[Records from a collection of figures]

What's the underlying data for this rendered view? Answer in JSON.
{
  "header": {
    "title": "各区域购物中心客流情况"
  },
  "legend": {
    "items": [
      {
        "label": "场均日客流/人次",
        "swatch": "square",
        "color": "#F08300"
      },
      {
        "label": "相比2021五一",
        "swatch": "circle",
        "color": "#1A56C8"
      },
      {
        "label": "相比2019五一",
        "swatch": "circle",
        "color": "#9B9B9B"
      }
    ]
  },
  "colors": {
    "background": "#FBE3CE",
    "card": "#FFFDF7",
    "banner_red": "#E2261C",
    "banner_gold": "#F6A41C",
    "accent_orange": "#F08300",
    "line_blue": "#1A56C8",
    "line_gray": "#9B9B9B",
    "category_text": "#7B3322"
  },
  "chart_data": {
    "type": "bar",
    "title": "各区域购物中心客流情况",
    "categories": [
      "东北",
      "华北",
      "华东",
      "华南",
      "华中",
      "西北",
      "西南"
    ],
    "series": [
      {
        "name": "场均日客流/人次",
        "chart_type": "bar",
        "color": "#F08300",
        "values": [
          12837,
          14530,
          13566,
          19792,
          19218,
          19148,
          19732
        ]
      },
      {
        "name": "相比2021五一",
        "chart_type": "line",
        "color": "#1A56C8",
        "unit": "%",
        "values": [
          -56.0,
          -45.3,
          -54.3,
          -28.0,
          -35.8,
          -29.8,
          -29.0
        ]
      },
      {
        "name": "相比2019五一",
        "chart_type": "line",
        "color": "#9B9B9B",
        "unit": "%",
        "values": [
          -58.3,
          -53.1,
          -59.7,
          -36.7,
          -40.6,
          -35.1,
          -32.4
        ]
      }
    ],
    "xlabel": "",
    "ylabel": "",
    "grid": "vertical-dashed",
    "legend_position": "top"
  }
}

:: Instructions to follow ::
Your task is to return the full listing exactly as it was given.

:: Result of this exercise ::
What's the underlying data for this rendered view? Answer in JSON.
{
  "header": {
    "title": "各区域购物中心客流情况"
  },
  "legend": {
    "items": [
      {
        "label": "场均日客流/人次",
        "swatch": "square",
        "color": "#F08300"
      },
      {
        "label": "相比2021五一",
        "swatch": "circle",
        "color": "#1A56C8"
      },
      {
        "label": "相比2019五一",
        "swatch": "circle",
        "color": "#9B9B9B"
      }
    ]
  },
  "colors": {
    "background": "#FBE3CE",
    "card": "#FFFDF7",
    "banner_red": "#E2261C",
    "banner_gold": "#F6A41C",
    "accent_orange": "#F08300",
    "line_blue": "#1A56C8",
    "line_gray": "#9B9B9B",
    "category_text": "#7B3322"
  },
  "chart_data": {
    "type": "bar",
    "title": "各区域购物中心客流情况",
    "categories": [
      "东北",
      "华北",
      "华东",
      "华南",
      "华中",
      "西北",
      "西南"
    ],
    "series": [
      {
        "name": "场均日客流/人次",
        "chart_type": "bar",
        "color": "#F08300",
        "values": [
          12837,
          14530,
          13566,
          19792,
          19218,
          19148,
          19732
        ]
      },
      {
        "name": "相比2021五一",
        "chart_type": "line",
        "color": "#1A56C8",
        "unit": "%",
        "values": [
          -56.0,
          -45.3,
          -54.3,
          -28.0,
          -35.8,
          -29.8,
          -29.0
        ]
      },
      {
        "name": "相比2019五一",
        "chart_type": "line",
        "color": "#9B9B9B",
        "unit": "%",
        "values": [
          -58.3,
          -53.1,
          -59.7,
          -36.7,
          -40.6,
          -35.1,
          -32.4
        ]
      }
    ],
    "xlabel": "",
    "ylabel": "",
    "grid": "vertical-dashed",
    "legend_position": "top"
  }
}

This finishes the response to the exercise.